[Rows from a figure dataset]
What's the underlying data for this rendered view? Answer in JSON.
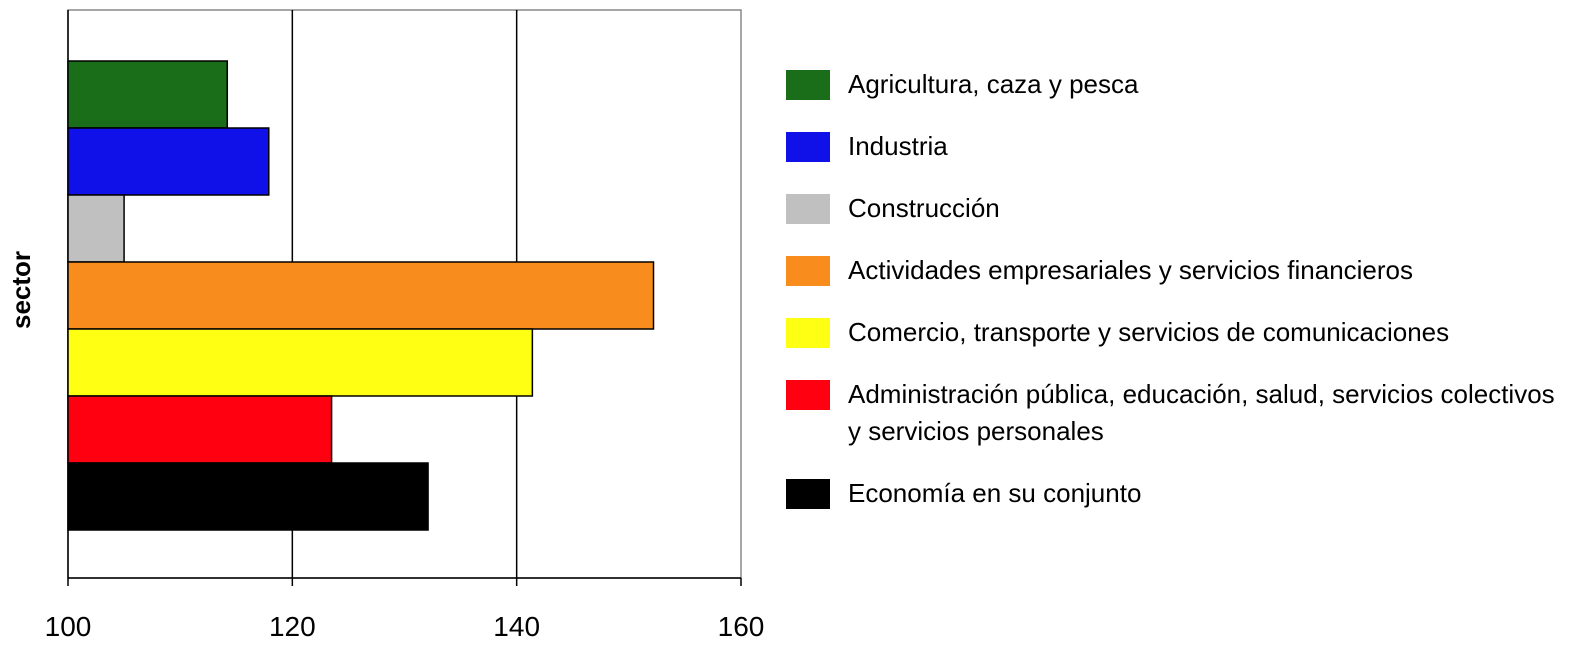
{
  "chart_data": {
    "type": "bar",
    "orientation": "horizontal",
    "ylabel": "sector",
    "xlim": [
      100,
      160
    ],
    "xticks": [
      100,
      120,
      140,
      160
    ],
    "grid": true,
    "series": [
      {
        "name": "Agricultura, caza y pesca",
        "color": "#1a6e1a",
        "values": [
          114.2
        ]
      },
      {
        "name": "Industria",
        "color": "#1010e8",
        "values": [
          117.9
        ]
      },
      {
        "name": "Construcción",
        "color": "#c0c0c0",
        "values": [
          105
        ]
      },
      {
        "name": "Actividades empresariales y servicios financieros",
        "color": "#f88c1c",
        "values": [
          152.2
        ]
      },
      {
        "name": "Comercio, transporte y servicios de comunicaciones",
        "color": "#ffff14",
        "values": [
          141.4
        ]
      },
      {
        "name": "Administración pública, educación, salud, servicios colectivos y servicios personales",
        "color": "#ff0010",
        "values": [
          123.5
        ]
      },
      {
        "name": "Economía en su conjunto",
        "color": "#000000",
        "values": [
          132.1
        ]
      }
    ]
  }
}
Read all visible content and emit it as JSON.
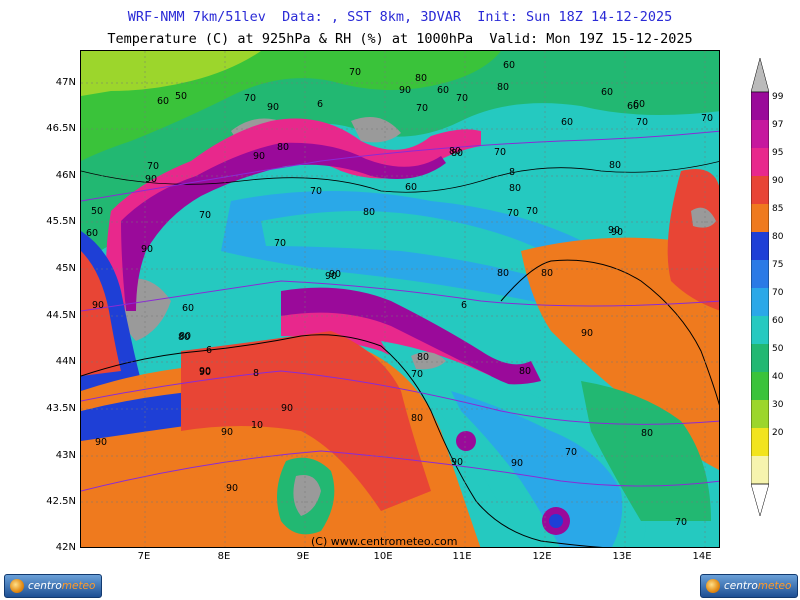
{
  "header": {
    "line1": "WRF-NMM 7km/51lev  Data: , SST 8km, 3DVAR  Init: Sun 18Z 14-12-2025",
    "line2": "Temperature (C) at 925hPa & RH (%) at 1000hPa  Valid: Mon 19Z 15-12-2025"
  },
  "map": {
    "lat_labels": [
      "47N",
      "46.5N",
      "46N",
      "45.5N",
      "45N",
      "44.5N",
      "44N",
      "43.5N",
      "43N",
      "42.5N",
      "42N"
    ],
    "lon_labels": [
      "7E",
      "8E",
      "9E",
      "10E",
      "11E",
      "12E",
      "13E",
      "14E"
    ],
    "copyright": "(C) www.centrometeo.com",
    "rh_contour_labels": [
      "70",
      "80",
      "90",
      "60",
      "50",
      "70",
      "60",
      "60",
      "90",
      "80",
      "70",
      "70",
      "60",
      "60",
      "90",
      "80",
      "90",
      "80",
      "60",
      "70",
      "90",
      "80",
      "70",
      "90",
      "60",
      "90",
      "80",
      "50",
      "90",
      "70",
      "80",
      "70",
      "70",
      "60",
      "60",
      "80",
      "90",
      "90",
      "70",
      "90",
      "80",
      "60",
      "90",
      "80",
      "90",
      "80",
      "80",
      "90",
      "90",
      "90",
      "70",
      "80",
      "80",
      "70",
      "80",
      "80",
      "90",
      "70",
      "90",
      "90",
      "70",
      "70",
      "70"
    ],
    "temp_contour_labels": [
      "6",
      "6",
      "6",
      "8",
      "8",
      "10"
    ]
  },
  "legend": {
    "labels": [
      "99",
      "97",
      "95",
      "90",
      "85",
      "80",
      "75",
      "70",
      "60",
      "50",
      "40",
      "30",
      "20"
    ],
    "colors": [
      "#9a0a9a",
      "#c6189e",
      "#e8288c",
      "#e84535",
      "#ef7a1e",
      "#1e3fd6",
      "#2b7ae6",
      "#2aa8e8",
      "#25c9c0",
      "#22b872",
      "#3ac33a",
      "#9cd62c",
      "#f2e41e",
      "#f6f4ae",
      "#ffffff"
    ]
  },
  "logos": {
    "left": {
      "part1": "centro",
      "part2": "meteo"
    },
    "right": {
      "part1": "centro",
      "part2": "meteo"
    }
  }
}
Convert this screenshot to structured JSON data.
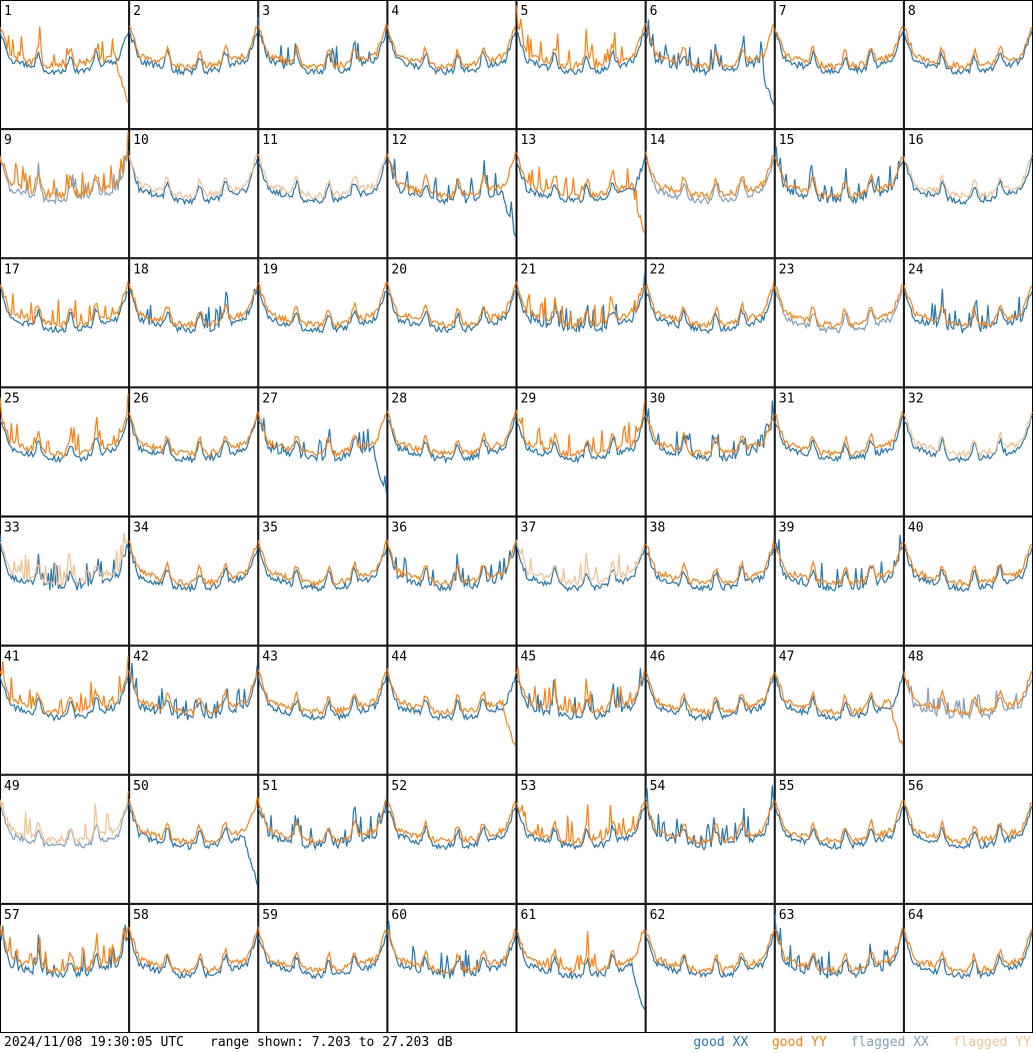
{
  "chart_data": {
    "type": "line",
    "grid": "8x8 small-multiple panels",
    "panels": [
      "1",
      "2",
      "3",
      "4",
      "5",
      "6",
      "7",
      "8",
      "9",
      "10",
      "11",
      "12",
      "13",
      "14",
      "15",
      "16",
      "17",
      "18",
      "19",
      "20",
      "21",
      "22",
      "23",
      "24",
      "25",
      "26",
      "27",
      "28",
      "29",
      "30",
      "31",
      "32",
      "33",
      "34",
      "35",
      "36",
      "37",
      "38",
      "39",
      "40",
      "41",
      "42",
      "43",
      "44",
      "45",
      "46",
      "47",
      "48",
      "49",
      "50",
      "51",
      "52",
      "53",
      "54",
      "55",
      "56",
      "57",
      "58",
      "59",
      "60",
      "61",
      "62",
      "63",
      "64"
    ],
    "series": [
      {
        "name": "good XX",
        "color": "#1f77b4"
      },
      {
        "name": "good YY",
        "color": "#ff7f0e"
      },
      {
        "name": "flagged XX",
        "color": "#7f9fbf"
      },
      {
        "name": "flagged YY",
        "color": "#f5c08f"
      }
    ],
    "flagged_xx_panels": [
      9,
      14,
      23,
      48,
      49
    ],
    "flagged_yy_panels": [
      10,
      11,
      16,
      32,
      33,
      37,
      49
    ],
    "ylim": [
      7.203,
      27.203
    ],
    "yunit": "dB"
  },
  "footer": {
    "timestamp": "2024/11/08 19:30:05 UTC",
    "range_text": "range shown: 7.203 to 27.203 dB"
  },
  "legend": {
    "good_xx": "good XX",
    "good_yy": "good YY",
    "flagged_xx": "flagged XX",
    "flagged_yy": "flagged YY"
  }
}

◆ PROBLEM TO SOLVE ◆
Review the material and copy each line in which the word "this" appears.

◆ ANSWER IN FULL ◆
What's the underlying data for this rendered view? Answer in JSON.
Convert this screenshot to structured JSON data.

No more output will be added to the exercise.